------ Material shown

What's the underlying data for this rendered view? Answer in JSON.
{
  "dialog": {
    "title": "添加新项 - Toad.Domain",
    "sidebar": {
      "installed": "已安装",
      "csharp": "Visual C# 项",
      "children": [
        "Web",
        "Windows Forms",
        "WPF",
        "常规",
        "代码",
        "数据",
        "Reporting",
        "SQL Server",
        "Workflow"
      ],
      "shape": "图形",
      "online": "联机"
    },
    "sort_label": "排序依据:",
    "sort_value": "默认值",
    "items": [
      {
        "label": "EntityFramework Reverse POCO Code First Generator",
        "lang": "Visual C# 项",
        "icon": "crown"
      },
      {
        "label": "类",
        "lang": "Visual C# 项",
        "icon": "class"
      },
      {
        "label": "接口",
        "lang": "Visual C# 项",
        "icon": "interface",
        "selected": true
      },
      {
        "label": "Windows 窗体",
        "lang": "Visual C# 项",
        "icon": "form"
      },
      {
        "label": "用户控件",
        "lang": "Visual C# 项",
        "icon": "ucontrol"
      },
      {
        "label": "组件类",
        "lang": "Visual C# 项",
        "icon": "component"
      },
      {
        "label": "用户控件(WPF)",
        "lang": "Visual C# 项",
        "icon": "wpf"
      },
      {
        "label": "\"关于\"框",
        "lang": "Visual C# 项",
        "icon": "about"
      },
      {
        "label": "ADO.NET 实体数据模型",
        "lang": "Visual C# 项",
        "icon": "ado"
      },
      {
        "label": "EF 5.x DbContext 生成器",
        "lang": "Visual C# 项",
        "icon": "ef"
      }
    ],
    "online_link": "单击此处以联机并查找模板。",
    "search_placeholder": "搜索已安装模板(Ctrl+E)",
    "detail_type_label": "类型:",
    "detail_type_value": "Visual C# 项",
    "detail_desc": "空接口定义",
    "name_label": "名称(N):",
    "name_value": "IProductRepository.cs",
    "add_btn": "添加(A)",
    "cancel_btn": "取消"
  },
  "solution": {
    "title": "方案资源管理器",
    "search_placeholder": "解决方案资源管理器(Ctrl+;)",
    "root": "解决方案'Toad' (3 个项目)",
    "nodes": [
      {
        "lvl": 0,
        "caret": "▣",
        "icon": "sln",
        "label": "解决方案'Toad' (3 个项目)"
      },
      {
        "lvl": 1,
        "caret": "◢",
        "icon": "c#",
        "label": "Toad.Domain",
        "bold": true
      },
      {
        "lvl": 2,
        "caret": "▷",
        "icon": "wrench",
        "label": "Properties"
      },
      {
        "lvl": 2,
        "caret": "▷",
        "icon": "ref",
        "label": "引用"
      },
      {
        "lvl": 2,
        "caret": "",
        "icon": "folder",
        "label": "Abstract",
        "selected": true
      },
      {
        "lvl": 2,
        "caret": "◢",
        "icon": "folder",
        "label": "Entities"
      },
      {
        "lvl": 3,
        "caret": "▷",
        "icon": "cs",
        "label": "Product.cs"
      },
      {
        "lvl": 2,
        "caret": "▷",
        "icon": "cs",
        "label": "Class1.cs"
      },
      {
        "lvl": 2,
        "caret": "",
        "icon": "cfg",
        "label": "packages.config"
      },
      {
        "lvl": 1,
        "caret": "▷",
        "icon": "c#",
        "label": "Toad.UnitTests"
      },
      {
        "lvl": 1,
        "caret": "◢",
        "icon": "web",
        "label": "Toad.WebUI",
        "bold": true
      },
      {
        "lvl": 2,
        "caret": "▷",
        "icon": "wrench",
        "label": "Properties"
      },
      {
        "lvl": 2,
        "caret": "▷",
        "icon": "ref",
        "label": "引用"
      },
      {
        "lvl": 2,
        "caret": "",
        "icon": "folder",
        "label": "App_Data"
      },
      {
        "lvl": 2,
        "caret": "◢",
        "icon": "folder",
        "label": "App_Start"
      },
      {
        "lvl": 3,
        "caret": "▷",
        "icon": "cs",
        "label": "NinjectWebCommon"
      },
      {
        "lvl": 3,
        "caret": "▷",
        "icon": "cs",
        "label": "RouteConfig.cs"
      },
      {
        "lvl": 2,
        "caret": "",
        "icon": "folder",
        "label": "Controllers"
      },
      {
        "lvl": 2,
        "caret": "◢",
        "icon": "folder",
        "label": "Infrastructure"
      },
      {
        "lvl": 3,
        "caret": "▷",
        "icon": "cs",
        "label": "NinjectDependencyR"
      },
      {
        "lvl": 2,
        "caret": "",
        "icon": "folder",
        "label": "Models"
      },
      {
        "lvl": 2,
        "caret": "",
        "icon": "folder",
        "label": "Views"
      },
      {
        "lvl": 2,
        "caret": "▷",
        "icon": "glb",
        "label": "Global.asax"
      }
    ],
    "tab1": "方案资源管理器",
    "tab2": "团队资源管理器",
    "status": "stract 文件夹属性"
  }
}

------------

● Task objective
Each line above must be reproduced exactly as it stands.

● Solution for this task
What's the underlying data for this rendered view? Answer in JSON.
{
  "dialog": {
    "title": "添加新项 - Toad.Domain",
    "sidebar": {
      "installed": "已安装",
      "csharp": "Visual C# 项",
      "children": [
        "Web",
        "Windows Forms",
        "WPF",
        "常规",
        "代码",
        "数据",
        "Reporting",
        "SQL Server",
        "Workflow"
      ],
      "shape": "图形",
      "online": "联机"
    },
    "sort_label": "排序依据:",
    "sort_value": "默认值",
    "items": [
      {
        "label": "EntityFramework Reverse POCO Code First Generator",
        "lang": "Visual C# 项",
        "icon": "crown"
      },
      {
        "label": "类",
        "lang": "Visual C# 项",
        "icon": "class"
      },
      {
        "label": "接口",
        "lang": "Visual C# 项",
        "icon": "interface",
        "selected": true
      },
      {
        "label": "Windows 窗体",
        "lang": "Visual C# 项",
        "icon": "form"
      },
      {
        "label": "用户控件",
        "lang": "Visual C# 项",
        "icon": "ucontrol"
      },
      {
        "label": "组件类",
        "lang": "Visual C# 项",
        "icon": "component"
      },
      {
        "label": "用户控件(WPF)",
        "lang": "Visual C# 项",
        "icon": "wpf"
      },
      {
        "label": "\"关于\"框",
        "lang": "Visual C# 项",
        "icon": "about"
      },
      {
        "label": "ADO.NET 实体数据模型",
        "lang": "Visual C# 项",
        "icon": "ado"
      },
      {
        "label": "EF 5.x DbContext 生成器",
        "lang": "Visual C# 项",
        "icon": "ef"
      }
    ],
    "online_link": "单击此处以联机并查找模板。",
    "search_placeholder": "搜索已安装模板(Ctrl+E)",
    "detail_type_label": "类型:",
    "detail_type_value": "Visual C# 项",
    "detail_desc": "空接口定义",
    "name_label": "名称(N):",
    "name_value": "IProductRepository.cs",
    "add_btn": "添加(A)",
    "cancel_btn": "取消"
  },
  "solution": {
    "title": "方案资源管理器",
    "search_placeholder": "解决方案资源管理器(Ctrl+;)",
    "root": "解决方案'Toad' (3 个项目)",
    "nodes": [
      {
        "lvl": 0,
        "caret": "▣",
        "icon": "sln",
        "label": "解决方案'Toad' (3 个项目)"
      },
      {
        "lvl": 1,
        "caret": "◢",
        "icon": "c#",
        "label": "Toad.Domain",
        "bold": true
      },
      {
        "lvl": 2,
        "caret": "▷",
        "icon": "wrench",
        "label": "Properties"
      },
      {
        "lvl": 2,
        "caret": "▷",
        "icon": "ref",
        "label": "引用"
      },
      {
        "lvl": 2,
        "caret": "",
        "icon": "folder",
        "label": "Abstract",
        "selected": true
      },
      {
        "lvl": 2,
        "caret": "◢",
        "icon": "folder",
        "label": "Entities"
      },
      {
        "lvl": 3,
        "caret": "▷",
        "icon": "cs",
        "label": "Product.cs"
      },
      {
        "lvl": 2,
        "caret": "▷",
        "icon": "cs",
        "label": "Class1.cs"
      },
      {
        "lvl": 2,
        "caret": "",
        "icon": "cfg",
        "label": "packages.config"
      },
      {
        "lvl": 1,
        "caret": "▷",
        "icon": "c#",
        "label": "Toad.UnitTests"
      },
      {
        "lvl": 1,
        "caret": "◢",
        "icon": "web",
        "label": "Toad.WebUI",
        "bold": true
      },
      {
        "lvl": 2,
        "caret": "▷",
        "icon": "wrench",
        "label": "Properties"
      },
      {
        "lvl": 2,
        "caret": "▷",
        "icon": "ref",
        "label": "引用"
      },
      {
        "lvl": 2,
        "caret": "",
        "icon": "folder",
        "label": "App_Data"
      },
      {
        "lvl": 2,
        "caret": "◢",
        "icon": "folder",
        "label": "App_Start"
      },
      {
        "lvl": 3,
        "caret": "▷",
        "icon": "cs",
        "label": "NinjectWebCommon"
      },
      {
        "lvl": 3,
        "caret": "▷",
        "icon": "cs",
        "label": "RouteConfig.cs"
      },
      {
        "lvl": 2,
        "caret": "",
        "icon": "folder",
        "label": "Controllers"
      },
      {
        "lvl": 2,
        "caret": "◢",
        "icon": "folder",
        "label": "Infrastructure"
      },
      {
        "lvl": 3,
        "caret": "▷",
        "icon": "cs",
        "label": "NinjectDependencyR"
      },
      {
        "lvl": 2,
        "caret": "",
        "icon": "folder",
        "label": "Models"
      },
      {
        "lvl": 2,
        "caret": "",
        "icon": "folder",
        "label": "Views"
      },
      {
        "lvl": 2,
        "caret": "▷",
        "icon": "glb",
        "label": "Global.asax"
      }
    ],
    "tab1": "方案资源管理器",
    "tab2": "团队资源管理器",
    "status": "stract 文件夹属性"
  }
}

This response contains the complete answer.